Stored records
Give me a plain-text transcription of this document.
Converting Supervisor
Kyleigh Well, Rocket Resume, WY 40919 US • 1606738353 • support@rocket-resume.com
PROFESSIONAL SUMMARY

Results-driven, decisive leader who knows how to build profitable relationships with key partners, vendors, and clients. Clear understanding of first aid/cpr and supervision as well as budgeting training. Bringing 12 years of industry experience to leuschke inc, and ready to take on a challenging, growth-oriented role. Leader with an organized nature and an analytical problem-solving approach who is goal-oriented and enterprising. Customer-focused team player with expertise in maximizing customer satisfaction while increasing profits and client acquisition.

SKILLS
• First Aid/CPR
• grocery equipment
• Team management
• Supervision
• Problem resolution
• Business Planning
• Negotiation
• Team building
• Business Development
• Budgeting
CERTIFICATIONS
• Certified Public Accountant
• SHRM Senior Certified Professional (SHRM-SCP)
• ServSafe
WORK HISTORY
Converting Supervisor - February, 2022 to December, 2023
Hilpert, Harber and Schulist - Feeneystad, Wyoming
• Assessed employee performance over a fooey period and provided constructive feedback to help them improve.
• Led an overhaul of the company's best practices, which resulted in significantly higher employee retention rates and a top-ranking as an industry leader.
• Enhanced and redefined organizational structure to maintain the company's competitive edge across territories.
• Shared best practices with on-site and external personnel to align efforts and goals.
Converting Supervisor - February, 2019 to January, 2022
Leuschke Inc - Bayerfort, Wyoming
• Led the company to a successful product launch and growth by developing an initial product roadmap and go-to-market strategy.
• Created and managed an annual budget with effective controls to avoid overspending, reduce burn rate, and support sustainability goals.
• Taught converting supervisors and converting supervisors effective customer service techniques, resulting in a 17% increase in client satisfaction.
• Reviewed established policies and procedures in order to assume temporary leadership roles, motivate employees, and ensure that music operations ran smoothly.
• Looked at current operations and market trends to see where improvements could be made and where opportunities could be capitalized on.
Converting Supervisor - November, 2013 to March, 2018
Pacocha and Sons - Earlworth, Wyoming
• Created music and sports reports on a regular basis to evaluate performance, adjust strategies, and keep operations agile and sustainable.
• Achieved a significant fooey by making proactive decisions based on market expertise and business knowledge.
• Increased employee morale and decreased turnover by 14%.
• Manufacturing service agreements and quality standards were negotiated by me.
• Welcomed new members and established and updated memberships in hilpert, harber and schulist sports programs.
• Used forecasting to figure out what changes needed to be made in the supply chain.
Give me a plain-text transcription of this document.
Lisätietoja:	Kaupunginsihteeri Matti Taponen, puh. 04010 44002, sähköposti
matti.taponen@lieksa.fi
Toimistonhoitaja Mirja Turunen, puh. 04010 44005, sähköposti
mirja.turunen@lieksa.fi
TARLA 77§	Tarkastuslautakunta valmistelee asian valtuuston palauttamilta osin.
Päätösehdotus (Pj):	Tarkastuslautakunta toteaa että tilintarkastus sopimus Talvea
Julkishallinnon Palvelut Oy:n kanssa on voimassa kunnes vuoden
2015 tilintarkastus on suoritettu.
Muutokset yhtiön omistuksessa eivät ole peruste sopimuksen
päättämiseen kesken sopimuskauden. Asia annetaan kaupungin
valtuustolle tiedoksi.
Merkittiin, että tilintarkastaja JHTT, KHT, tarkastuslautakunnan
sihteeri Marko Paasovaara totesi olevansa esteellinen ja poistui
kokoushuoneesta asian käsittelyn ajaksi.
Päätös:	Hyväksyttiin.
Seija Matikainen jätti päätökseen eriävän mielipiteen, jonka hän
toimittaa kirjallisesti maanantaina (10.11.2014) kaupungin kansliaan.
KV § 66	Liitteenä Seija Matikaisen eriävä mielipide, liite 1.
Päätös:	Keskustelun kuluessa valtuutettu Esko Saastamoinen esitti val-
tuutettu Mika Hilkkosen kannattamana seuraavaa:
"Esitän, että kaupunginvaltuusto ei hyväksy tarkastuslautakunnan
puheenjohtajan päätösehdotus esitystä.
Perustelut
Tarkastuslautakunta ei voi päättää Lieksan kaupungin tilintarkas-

DIRECTION: Look for "client" and pull out every line that has it.

CORRECT RESPONSE:
Results-driven, decisive leader who knows how to build profitable relationships with key partners, vendors, and clients. Clear understanding of first aid/cpr and supervision as well as budgeting training. Bringing 12 years of industry experience to leuschke inc, and ready to take on a challenging, growth-oriented role. Leader with an organized nature and an analytical problem-solving approach who is goal-oriented and enterprising. Customer-focused team player with expertise in maximizing customer satisfaction while increasing profits and client acquisition.
• Taught converting supervisors and converting supervisors effective customer service techniques, resulting in a 17% increase in client satisfaction.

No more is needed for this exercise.